§ Recorded data
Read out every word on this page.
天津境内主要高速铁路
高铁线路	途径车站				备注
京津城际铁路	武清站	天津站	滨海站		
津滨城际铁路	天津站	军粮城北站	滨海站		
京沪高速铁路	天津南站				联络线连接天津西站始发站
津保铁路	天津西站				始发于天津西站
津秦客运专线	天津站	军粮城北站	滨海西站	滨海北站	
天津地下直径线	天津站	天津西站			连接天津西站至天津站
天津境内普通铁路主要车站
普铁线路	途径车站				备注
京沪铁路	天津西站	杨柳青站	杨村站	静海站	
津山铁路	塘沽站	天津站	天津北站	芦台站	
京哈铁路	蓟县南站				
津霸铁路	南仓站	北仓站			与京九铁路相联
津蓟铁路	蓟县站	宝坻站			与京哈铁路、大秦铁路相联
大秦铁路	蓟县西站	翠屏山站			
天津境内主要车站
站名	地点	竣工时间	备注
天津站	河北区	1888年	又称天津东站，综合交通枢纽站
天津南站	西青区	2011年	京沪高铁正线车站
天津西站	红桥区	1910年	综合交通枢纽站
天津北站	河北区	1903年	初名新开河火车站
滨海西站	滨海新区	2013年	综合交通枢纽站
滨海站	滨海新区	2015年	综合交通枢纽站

§ What this task involves
Copy out each line in the listing that has the word "天津北站".

§ Correct result
津山铁路	塘沽站	天津站	天津北站	芦台站	
天津北站	河北区	1903年	初名新开河火车站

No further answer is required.